### The input
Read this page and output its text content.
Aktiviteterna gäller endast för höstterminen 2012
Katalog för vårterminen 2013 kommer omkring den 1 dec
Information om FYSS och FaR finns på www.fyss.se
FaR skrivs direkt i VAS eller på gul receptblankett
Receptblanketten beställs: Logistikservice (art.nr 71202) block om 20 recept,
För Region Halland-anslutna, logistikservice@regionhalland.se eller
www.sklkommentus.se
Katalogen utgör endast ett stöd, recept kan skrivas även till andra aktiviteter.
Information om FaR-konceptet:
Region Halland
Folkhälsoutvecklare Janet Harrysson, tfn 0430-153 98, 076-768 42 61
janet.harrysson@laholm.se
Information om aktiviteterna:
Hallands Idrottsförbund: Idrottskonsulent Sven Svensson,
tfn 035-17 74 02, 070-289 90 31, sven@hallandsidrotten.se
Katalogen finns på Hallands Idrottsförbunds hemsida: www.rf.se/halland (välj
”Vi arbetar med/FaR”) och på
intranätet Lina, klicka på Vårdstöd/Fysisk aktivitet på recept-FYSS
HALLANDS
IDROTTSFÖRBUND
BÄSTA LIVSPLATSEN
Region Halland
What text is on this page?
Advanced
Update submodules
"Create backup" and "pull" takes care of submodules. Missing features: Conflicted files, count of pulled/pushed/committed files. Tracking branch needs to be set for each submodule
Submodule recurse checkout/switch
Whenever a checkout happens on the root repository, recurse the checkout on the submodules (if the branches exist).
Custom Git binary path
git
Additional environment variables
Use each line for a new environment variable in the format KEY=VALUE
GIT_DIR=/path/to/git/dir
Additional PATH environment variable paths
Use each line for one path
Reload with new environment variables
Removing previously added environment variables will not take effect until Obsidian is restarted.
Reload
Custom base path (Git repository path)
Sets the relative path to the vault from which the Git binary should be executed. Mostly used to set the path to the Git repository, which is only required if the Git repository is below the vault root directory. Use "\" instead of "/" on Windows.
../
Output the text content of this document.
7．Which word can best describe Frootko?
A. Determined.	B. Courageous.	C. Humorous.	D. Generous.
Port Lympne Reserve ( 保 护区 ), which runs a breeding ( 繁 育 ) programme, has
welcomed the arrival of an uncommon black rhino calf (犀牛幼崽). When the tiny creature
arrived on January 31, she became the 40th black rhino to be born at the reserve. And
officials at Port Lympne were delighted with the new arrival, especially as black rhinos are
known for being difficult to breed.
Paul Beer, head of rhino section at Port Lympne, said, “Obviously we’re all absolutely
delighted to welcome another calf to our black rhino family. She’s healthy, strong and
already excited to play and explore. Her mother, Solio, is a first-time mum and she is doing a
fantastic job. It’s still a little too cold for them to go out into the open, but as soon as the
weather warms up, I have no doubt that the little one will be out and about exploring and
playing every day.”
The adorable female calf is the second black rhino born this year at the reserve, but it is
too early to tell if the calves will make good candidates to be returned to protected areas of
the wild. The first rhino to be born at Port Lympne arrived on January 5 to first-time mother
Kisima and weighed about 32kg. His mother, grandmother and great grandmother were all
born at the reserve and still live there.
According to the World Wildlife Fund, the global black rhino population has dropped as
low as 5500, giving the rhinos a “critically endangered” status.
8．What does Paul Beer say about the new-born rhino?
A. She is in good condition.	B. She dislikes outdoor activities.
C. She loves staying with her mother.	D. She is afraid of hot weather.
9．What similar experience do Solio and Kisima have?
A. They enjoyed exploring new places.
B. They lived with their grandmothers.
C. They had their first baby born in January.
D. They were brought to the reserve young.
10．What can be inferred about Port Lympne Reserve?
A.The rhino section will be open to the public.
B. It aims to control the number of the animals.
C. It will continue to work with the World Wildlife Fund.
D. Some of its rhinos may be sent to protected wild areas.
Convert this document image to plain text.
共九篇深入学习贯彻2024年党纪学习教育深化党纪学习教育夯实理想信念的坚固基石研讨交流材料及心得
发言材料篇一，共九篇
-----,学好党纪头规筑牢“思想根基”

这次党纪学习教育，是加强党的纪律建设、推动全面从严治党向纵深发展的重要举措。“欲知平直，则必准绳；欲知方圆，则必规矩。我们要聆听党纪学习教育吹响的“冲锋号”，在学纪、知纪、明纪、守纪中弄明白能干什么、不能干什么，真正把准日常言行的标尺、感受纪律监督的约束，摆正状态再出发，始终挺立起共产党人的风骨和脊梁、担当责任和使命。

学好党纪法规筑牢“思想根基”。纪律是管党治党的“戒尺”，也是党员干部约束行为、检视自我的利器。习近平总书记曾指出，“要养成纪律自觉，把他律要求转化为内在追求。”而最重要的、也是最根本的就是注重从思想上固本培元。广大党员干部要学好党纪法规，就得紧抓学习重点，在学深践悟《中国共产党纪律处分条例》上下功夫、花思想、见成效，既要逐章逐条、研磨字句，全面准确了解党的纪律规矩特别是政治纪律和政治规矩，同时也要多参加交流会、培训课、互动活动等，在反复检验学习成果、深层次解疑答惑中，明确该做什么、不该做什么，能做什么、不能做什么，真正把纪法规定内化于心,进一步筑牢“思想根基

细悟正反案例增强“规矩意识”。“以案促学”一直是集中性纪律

### Given request
Each entry above is to be set down again in exactly the same words.

### Worked answer
Read this page and output its text content.
Aktiviteterna gäller endast för höstterminen 2012
Katalog för vårterminen 2013 kommer omkring den 1 dec
Information om FYSS och FaR finns på www.fyss.se
FaR skrivs direkt i VAS eller på gul receptblankett
Receptblanketten beställs: Logistikservice (art.nr 71202) block om 20 recept,
För Region Halland-anslutna, logistikservice@regionhalland.se eller
www.sklkommentus.se
Katalogen utgör endast ett stöd, recept kan skrivas även till andra aktiviteter.
Information om FaR-konceptet:
Region Halland
Folkhälsoutvecklare Janet Harrysson, tfn 0430-153 98, 076-768 42 61
janet.harrysson@laholm.se
Information om aktiviteterna:
Hallands Idrottsförbund: Idrottskonsulent Sven Svensson,
tfn 035-17 74 02, 070-289 90 31, sven@hallandsidrotten.se
Katalogen finns på Hallands Idrottsförbunds hemsida: www.rf.se/halland (välj
”Vi arbetar med/FaR”) och på
intranätet Lina, klicka på Vårdstöd/Fysisk aktivitet på recept-FYSS
HALLANDS
IDROTTSFÖRBUND
BÄSTA LIVSPLATSEN
Region Halland
What text is on this page?
Advanced
Update submodules
"Create backup" and "pull" takes care of submodules. Missing features: Conflicted files, count of pulled/pushed/committed files. Tracking branch needs to be set for each submodule
Submodule recurse checkout/switch
Whenever a checkout happens on the root repository, recurse the checkout on the submodules (if the branches exist).
Custom Git binary path
git
Additional environment variables
Use each line for a new environment variable in the format KEY=VALUE
GIT_DIR=/path/to/git/dir
Additional PATH environment variable paths
Use each line for one path
Reload with new environment variables
Removing previously added environment variables will not take effect until Obsidian is restarted.
Reload
Custom base path (Git repository path)
Sets the relative path to the vault from which the Git binary should be executed. Mostly used to set the path to the Git repository, which is only required if the Git repository is below the vault root directory. Use "\" instead of "/" on Windows.
../
Output the text content of this document.
7．Which word can best describe Frootko?
A. Determined.	B. Courageous.	C. Humorous.	D. Generous.
Port Lympne Reserve ( 保 护区 ), which runs a breeding ( 繁 育 ) programme, has
welcomed the arrival of an uncommon black rhino calf (犀牛幼崽). When the tiny creature
arrived on January 31, she became the 40th black rhino to be born at the reserve. And
officials at Port Lympne were delighted with the new arrival, especially as black rhinos are
known for being difficult to breed.
Paul Beer, head of rhino section at Port Lympne, said, “Obviously we’re all absolutely
delighted to welcome another calf to our black rhino family. She’s healthy, strong and
already excited to play and explore. Her mother, Solio, is a first-time mum and she is doing a
fantastic job. It’s still a little too cold for them to go out into the open, but as soon as the
weather warms up, I have no doubt that the little one will be out and about exploring and
playing every day.”
The adorable female calf is the second black rhino born this year at the reserve, but it is
too early to tell if the calves will make good candidates to be returned to protected areas of
the wild. The first rhino to be born at Port Lympne arrived on January 5 to first-time mother
Kisima and weighed about 32kg. His mother, grandmother and great grandmother were all
born at the reserve and still live there.
According to the World Wildlife Fund, the global black rhino population has dropped as
low as 5500, giving the rhinos a “critically endangered” status.
8．What does Paul Beer say about the new-born rhino?
A. She is in good condition.	B. She dislikes outdoor activities.
C. She loves staying with her mother.	D. She is afraid of hot weather.
9．What similar experience do Solio and Kisima have?
A. They enjoyed exploring new places.
B. They lived with their grandmothers.
C. They had their first baby born in January.
D. They were brought to the reserve young.
10．What can be inferred about Port Lympne Reserve?
A.The rhino section will be open to the public.
B. It aims to control the number of the animals.
C. It will continue to work with the World Wildlife Fund.
D. Some of its rhinos may be sent to protected wild areas.
Convert this document image to plain text.
共九篇深入学习贯彻2024年党纪学习教育深化党纪学习教育夯实理想信念的坚固基石研讨交流材料及心得
发言材料篇一，共九篇
-----,学好党纪头规筑牢“思想根基”

这次党纪学习教育，是加强党的纪律建设、推动全面从严治党向纵深发展的重要举措。“欲知平直，则必准绳；欲知方圆，则必规矩。我们要聆听党纪学习教育吹响的“冲锋号”，在学纪、知纪、明纪、守纪中弄明白能干什么、不能干什么，真正把准日常言行的标尺、感受纪律监督的约束，摆正状态再出发，始终挺立起共产党人的风骨和脊梁、担当责任和使命。

学好党纪法规筑牢“思想根基”。纪律是管党治党的“戒尺”，也是党员干部约束行为、检视自我的利器。习近平总书记曾指出，“要养成纪律自觉，把他律要求转化为内在追求。”而最重要的、也是最根本的就是注重从思想上固本培元。广大党员干部要学好党纪法规，就得紧抓学习重点，在学深践悟《中国共产党纪律处分条例》上下功夫、花思想、见成效，既要逐章逐条、研磨字句，全面准确了解党的纪律规矩特别是政治纪律和政治规矩，同时也要多参加交流会、培训课、互动活动等，在反复检验学习成果、深层次解疑答惑中，明确该做什么、不该做什么，能做什么、不能做什么，真正把纪法规定内化于心,进一步筑牢“思想根基

细悟正反案例增强“规矩意识”。“以案促学”一直是集中性纪律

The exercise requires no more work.